Check every line below for the word "right" and show those that hold it.

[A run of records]
§

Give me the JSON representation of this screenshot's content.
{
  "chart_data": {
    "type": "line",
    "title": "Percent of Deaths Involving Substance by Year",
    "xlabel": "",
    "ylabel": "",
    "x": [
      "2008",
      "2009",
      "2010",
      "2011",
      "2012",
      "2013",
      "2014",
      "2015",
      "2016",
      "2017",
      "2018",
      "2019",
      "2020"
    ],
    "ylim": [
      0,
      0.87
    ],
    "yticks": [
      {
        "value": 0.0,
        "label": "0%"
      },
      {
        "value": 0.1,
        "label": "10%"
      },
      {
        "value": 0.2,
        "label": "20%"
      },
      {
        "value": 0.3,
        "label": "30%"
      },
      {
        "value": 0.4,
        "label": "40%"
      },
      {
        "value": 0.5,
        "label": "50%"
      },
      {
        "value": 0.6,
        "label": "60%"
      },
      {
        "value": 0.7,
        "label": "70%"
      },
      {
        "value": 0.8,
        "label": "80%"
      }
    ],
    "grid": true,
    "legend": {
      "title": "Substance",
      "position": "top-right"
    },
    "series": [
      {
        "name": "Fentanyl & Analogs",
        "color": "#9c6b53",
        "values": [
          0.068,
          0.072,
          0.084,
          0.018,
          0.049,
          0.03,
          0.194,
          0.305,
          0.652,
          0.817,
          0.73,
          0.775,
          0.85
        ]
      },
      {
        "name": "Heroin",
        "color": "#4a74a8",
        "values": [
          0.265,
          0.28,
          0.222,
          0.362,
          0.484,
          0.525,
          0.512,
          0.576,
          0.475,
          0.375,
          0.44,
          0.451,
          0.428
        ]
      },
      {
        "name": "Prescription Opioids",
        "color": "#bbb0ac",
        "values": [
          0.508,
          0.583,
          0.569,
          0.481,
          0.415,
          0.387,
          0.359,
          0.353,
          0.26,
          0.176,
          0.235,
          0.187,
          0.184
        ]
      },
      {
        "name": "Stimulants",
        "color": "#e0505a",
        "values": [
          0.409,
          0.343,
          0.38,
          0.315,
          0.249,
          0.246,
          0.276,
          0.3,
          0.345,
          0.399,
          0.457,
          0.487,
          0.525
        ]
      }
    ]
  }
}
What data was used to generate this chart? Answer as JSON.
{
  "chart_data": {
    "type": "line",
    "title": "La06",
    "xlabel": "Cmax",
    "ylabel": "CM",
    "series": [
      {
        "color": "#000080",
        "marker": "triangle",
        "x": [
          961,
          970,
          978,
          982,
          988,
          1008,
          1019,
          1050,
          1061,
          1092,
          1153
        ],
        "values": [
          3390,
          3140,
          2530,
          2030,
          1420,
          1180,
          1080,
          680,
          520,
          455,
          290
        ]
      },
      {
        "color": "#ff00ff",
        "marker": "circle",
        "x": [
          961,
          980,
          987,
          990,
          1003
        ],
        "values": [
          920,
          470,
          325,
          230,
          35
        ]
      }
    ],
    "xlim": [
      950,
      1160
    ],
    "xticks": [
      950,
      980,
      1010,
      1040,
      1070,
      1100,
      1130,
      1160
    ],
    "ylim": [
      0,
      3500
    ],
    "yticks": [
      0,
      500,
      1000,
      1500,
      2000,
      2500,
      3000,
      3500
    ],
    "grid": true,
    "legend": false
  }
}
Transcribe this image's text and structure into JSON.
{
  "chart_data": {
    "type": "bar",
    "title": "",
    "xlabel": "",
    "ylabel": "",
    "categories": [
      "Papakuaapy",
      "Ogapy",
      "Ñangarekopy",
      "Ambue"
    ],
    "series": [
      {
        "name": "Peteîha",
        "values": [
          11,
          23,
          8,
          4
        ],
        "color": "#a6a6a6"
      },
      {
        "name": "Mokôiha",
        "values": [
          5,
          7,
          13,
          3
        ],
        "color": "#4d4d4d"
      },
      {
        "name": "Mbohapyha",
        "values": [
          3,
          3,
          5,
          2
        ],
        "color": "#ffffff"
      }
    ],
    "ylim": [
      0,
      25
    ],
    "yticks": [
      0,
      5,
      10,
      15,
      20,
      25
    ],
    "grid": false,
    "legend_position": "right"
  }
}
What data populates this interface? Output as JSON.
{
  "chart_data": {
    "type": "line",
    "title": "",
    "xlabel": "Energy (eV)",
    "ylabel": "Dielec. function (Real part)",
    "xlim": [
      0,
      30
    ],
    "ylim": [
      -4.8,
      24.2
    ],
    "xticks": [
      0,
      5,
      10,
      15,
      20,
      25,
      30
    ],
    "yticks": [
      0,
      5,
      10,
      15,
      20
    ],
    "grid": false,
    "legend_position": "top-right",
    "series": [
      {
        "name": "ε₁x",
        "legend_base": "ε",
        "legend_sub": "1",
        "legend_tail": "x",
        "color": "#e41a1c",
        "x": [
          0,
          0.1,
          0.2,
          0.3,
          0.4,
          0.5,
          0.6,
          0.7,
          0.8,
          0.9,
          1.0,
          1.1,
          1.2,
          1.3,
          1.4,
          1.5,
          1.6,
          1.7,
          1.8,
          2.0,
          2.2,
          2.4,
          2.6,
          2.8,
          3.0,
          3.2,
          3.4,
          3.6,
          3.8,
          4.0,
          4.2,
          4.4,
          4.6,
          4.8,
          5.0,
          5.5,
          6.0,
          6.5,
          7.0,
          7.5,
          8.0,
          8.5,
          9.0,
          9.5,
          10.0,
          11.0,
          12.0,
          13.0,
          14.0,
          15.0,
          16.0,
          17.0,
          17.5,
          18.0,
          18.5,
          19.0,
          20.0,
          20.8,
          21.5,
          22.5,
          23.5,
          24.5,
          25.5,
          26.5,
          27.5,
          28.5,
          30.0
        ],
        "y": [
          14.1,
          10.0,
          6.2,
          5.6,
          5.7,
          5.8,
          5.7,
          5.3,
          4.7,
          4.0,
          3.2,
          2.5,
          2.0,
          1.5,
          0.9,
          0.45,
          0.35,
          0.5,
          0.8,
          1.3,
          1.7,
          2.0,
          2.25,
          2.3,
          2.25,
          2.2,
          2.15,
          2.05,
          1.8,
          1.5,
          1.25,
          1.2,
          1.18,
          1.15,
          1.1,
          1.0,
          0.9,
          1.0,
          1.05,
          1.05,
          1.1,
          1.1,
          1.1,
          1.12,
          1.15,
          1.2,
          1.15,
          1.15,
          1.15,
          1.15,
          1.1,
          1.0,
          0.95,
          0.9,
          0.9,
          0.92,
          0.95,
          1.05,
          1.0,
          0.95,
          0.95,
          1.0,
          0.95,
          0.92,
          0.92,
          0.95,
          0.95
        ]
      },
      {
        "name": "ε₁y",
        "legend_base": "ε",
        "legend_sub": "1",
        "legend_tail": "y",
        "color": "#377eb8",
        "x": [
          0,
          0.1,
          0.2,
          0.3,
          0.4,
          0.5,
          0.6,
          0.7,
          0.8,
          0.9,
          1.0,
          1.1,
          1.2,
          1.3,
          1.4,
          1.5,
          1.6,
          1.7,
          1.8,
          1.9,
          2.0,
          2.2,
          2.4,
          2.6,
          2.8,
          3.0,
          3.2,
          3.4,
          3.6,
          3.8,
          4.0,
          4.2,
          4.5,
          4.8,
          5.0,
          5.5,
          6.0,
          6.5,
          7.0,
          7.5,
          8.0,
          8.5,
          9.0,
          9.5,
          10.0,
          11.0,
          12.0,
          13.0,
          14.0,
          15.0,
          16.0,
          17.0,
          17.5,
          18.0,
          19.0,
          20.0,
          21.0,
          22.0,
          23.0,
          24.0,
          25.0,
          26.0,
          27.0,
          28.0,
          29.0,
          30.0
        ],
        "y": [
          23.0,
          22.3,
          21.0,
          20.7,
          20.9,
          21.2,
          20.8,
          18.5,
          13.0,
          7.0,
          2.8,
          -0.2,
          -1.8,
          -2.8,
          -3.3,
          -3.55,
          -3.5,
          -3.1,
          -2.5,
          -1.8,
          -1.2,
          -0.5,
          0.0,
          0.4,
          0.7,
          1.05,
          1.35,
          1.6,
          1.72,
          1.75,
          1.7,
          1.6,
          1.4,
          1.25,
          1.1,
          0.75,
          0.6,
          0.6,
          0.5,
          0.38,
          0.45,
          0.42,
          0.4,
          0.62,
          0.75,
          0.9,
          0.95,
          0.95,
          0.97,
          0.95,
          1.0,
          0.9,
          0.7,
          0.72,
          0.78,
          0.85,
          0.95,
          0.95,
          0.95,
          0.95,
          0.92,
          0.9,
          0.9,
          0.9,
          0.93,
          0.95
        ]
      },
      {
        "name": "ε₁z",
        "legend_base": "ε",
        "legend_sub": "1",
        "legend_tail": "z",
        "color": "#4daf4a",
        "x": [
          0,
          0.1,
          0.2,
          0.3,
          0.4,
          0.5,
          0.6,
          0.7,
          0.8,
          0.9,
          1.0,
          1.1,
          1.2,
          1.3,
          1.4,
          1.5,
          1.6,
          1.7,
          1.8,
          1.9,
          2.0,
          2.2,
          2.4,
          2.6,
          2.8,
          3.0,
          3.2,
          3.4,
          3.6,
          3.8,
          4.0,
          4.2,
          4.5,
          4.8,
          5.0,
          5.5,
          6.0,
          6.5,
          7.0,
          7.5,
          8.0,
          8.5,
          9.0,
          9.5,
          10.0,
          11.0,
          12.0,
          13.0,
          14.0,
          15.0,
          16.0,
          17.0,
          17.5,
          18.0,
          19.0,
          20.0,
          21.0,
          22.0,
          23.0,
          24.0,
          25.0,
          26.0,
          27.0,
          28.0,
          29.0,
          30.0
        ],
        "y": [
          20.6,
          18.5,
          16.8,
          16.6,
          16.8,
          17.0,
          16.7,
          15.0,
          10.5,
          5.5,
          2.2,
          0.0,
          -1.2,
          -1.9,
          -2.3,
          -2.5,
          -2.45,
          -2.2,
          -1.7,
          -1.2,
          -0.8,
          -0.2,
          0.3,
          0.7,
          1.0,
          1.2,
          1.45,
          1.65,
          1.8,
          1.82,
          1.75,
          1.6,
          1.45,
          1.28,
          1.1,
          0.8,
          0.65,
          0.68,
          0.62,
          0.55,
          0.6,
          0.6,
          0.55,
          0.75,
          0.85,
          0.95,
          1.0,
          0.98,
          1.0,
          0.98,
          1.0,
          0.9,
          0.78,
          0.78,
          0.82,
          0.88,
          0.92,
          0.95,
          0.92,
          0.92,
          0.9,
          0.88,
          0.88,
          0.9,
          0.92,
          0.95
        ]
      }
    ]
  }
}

§

Output =
      "position": "top-right"
    "legend_position": "right"
    "legend_position": "top-right",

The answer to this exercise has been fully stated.